**Instructions for the task**. Copy every line from the records below that holds the word "xlabel".

- - -

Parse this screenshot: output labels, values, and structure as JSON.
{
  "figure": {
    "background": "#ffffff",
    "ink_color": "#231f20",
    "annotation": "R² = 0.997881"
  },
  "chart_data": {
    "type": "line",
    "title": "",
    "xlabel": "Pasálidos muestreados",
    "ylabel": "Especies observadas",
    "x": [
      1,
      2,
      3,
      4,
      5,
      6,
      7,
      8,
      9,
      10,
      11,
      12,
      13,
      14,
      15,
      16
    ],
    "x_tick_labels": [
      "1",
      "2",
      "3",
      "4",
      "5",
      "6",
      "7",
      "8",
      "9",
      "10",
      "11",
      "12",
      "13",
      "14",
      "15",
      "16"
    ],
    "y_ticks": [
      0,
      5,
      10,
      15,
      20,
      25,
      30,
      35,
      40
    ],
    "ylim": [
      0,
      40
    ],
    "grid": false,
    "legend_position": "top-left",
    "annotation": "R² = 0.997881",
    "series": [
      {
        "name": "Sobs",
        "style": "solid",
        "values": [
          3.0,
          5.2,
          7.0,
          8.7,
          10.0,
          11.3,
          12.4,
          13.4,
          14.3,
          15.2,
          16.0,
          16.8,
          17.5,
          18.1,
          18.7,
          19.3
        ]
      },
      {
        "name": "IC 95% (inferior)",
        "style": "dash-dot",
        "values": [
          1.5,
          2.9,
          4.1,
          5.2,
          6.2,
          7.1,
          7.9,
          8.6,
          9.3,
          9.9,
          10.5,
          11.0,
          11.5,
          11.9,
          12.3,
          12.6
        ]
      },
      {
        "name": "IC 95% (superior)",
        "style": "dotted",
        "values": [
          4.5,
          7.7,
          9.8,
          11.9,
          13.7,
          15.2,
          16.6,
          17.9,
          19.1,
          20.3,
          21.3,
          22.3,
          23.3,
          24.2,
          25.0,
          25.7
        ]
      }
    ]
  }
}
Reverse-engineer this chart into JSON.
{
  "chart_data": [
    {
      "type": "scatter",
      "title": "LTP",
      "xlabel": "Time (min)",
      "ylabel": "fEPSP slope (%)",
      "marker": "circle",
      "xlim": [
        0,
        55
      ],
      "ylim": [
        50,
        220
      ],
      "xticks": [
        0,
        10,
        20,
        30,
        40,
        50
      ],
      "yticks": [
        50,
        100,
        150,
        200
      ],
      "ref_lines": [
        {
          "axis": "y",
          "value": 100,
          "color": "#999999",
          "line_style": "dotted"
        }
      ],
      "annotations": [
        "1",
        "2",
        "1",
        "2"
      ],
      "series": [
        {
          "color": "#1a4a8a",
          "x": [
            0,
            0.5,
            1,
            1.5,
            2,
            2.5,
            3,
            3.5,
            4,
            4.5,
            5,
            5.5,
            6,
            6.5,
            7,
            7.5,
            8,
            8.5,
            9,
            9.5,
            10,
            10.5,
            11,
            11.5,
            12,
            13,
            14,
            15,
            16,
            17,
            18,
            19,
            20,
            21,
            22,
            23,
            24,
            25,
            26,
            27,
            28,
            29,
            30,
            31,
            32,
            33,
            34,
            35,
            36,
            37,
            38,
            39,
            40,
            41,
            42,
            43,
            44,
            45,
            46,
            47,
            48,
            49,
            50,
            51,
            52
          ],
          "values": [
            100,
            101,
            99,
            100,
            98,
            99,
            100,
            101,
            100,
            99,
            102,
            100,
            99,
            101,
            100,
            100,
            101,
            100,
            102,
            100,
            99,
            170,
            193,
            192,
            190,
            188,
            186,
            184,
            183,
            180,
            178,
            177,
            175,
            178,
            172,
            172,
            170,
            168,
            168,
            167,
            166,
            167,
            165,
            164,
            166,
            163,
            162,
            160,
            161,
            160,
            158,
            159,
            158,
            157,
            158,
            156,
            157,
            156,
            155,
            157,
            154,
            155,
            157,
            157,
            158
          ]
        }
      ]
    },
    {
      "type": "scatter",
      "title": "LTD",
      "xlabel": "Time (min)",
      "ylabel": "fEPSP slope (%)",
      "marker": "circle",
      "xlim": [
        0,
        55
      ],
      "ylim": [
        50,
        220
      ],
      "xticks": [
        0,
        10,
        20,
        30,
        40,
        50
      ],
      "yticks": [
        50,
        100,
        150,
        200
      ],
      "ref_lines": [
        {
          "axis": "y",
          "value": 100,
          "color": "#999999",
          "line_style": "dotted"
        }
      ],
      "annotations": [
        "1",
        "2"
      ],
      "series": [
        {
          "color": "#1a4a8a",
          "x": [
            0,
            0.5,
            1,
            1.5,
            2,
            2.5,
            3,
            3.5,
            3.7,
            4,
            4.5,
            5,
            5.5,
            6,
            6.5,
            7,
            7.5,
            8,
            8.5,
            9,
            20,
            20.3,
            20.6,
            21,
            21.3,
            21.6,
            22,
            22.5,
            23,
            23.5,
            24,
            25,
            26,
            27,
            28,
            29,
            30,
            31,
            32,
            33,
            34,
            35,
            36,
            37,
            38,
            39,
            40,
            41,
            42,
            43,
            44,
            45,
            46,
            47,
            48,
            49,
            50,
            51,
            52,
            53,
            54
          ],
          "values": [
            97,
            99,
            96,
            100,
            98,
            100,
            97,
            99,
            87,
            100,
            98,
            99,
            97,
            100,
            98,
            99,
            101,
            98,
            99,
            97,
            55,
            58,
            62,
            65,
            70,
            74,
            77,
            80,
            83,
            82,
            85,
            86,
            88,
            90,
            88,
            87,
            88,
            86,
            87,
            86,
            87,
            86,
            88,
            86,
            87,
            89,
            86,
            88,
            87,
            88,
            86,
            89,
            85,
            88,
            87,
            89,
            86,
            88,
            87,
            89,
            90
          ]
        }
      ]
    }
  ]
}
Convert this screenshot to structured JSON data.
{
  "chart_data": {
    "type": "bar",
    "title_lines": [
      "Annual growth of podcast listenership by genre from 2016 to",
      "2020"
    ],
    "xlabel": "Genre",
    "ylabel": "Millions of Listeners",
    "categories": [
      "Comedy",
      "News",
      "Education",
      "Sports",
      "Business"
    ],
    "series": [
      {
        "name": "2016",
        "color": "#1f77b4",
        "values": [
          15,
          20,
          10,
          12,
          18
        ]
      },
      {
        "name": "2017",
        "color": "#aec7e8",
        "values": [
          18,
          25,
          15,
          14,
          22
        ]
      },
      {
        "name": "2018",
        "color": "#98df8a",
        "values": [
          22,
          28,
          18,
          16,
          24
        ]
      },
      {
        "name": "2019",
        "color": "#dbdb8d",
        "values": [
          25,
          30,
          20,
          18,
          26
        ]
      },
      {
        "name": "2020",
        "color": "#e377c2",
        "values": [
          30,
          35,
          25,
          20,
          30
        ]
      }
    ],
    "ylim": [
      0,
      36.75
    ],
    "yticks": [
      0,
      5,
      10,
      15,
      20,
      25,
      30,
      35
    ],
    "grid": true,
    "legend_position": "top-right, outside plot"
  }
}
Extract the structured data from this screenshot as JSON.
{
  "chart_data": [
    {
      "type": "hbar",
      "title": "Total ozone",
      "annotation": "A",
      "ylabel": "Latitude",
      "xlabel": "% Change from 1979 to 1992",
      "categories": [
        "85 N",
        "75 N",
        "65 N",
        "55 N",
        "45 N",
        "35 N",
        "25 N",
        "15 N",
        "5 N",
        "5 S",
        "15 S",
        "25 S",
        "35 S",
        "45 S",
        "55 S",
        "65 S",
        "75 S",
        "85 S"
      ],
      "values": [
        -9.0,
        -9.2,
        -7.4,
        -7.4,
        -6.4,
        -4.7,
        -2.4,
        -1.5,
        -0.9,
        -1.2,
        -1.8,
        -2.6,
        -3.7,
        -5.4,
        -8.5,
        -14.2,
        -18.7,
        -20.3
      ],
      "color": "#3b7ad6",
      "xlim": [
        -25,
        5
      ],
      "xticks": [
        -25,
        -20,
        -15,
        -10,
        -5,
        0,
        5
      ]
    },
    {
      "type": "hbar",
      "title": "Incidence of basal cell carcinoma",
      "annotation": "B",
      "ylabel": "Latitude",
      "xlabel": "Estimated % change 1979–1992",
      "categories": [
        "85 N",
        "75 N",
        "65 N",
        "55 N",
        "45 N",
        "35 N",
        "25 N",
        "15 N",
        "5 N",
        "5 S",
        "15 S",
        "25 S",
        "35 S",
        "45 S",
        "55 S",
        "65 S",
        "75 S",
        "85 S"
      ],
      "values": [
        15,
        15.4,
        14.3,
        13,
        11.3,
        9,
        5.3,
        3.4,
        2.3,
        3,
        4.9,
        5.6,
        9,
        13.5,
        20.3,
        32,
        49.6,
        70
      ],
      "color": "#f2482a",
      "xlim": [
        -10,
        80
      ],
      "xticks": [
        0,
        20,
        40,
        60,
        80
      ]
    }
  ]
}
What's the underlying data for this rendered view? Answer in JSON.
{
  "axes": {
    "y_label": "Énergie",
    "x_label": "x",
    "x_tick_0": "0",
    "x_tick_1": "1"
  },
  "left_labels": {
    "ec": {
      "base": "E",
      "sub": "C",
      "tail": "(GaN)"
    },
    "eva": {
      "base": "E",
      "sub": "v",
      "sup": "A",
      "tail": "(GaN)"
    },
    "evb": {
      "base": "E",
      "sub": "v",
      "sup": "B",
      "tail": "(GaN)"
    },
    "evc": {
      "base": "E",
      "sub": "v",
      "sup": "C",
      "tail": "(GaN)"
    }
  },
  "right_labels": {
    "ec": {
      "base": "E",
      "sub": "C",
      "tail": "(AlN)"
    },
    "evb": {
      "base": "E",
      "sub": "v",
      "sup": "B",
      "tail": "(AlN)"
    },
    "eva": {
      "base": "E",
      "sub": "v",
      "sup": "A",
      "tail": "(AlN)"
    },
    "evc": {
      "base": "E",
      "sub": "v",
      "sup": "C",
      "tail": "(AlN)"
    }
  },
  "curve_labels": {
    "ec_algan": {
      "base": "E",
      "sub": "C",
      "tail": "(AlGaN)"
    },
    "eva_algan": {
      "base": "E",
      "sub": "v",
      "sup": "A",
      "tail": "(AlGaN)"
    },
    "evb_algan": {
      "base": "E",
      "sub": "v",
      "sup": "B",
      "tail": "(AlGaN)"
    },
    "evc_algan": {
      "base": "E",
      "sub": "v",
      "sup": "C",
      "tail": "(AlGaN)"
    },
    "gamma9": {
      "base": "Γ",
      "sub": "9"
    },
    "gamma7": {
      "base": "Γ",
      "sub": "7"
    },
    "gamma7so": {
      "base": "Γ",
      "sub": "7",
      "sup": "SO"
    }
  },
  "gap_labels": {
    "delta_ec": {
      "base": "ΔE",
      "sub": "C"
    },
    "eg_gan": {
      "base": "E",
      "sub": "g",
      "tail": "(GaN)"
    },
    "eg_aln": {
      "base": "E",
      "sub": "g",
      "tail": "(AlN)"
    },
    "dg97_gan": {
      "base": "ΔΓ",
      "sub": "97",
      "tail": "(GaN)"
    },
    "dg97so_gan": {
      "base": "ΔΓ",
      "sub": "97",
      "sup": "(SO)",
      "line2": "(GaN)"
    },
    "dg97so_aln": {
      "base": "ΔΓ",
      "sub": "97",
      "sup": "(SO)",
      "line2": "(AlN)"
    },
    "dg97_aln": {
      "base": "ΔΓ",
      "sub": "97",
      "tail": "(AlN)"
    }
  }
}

- - -

**Solution for this exercise**.
    "xlabel": "Pasálidos muestreados",
      "xlabel": "Time (min)",
      "xlabel": "Time (min)",
    "xlabel": "Genre",
      "xlabel": "% Change from 1979 to 1992",
      "xlabel": "Estimated % change 1979–1992",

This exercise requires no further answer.